§ Excerpt to read
____
US - The US is considering a request by Ukraine for long-range Tomahawk missiles, US Vice-President JD Vance has said. However, Vance added President Donald Trump would be making ‘the final determination’ on the matter.
Kyiv has long been calling for its Western partners to provide it with weapons that could hit major Russian cities far from the front line, arguing that they would help Ukraine seriously weaken Russia's military industry and bring the war to an end. "If the cost of continuing the war for Moscow is too high, it will be forced to start peace talks," deputy defence minister Ivan Havryliuk told the BBC. Kremlin spokesman Dmitry Peskov played down Vance's suggestion, saying there was "no panacea that can change the situation on the front for the Kyiv regime." "Whether it's Tomahawks or other missiles, they won't be able to change the dynamic," he added. Tomahawk missiles have a range of 1,600 km (1,000 miles), which would put Moscow within reach for Ukraine.
____
§ Supplied information
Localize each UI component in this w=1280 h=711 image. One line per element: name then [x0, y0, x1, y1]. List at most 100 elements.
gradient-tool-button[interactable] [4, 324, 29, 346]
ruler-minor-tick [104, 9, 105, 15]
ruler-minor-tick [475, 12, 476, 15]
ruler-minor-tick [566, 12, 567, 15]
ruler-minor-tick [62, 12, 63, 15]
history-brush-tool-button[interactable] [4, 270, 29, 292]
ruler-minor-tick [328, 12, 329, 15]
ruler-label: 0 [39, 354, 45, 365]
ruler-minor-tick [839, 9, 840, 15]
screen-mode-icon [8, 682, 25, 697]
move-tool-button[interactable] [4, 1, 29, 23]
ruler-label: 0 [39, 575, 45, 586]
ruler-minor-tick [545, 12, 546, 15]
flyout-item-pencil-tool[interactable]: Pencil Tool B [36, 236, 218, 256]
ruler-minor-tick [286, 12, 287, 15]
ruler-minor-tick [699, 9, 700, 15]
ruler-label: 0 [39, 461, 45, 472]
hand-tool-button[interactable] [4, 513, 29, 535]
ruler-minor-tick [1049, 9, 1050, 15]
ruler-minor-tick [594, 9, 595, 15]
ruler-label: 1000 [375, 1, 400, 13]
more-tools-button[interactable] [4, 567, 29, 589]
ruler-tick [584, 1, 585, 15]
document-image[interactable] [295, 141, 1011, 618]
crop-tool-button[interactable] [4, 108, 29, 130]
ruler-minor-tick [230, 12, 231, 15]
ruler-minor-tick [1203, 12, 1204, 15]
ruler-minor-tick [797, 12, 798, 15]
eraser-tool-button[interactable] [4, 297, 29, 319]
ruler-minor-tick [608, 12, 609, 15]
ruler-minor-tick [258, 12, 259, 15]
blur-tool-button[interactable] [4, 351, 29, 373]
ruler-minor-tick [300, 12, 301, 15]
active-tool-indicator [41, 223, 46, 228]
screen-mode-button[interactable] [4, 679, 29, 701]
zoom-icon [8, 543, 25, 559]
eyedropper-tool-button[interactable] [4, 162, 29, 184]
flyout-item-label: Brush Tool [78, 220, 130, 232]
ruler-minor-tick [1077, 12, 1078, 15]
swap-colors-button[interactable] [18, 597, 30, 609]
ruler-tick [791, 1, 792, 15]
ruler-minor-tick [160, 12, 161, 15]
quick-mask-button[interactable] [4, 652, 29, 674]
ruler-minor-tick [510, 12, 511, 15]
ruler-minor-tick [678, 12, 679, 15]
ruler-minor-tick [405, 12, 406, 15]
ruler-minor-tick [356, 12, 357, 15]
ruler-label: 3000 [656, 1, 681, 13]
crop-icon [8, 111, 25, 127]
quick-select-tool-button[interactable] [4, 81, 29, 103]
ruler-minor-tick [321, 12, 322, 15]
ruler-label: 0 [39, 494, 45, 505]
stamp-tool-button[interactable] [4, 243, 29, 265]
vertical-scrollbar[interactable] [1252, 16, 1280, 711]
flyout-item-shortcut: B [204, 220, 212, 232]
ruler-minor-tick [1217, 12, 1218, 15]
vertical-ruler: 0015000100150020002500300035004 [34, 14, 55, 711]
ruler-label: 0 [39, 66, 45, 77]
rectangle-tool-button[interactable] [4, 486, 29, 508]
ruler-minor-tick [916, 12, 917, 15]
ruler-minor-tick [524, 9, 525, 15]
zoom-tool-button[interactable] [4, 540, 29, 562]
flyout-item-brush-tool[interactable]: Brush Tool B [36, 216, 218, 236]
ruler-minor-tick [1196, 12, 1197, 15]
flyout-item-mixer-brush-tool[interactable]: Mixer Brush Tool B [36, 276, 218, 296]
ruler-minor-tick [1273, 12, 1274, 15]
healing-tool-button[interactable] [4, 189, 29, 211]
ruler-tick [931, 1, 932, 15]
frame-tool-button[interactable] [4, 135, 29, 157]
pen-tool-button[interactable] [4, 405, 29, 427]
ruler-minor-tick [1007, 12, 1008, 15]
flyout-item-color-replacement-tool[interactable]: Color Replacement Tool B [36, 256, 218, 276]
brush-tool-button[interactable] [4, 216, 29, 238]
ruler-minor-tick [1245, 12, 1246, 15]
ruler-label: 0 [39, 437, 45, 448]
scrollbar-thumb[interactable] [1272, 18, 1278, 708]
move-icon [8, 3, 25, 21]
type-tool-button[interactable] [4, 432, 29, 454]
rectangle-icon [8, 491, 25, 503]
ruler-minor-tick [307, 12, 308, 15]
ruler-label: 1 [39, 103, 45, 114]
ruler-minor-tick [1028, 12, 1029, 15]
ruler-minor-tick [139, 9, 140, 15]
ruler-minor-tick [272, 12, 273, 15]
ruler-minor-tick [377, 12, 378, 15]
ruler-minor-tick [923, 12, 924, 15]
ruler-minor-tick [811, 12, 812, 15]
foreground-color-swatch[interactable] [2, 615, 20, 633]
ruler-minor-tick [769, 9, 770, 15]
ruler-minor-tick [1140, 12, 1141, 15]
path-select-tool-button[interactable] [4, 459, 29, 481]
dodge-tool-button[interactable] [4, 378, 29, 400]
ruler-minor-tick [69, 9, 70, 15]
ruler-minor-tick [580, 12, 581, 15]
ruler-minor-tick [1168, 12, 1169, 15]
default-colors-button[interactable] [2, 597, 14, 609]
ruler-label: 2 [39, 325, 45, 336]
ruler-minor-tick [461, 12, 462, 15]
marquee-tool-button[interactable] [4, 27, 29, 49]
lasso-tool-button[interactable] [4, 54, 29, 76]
____
§ Requirement A
Answer these from the Tomahawk missile article:
(i) According to Vance, who will make the final determination on the request?
(ii) What position does Ivan Havryliuk hold?
(iii) What range does the text give for Tomahawk missiles?
§ Requirement B
Carry on the article about Ukraine's request for Tomahawk missiles from its final sentence.

§ Written response A
(i) President Donald Trump
(ii) Deputy defence minister
(iii) 1,600 km (1,000 miles)

§ Written response B
While Vance remained ambivalent about Ukraine's request for Tomahawks in his remarks on Sunday, the US special envoy to Ukraine, Keith Kellogg, seemed to suggest Trump had already authorised strikes deep into Russian territory. Asked on Fox News whether Washington had allowed Kyiv to carry out long-range strikes within Russia in specific instances, Kellogg said: "The answer is yes, use the ability to hit deep, there are no such things as sanctuaries." Vance and Kellogg's comments match the US administration's recent change of tone in regard to the war. After repeatedly expressing scepticism that Ukraine could continue to hold its own against Russia, last week Trump said Kyiv could "win all of Ukraine back in its original form" – a shift that reportedly even surprised Ukraine's Volodymyr Zelensky. Trump is known to have been irritated by Russian President Vladimir Putin's surface willingness to discuss ending the war versus the reality of Moscow's persistent bombardments of Ukraine's cities. (BBC)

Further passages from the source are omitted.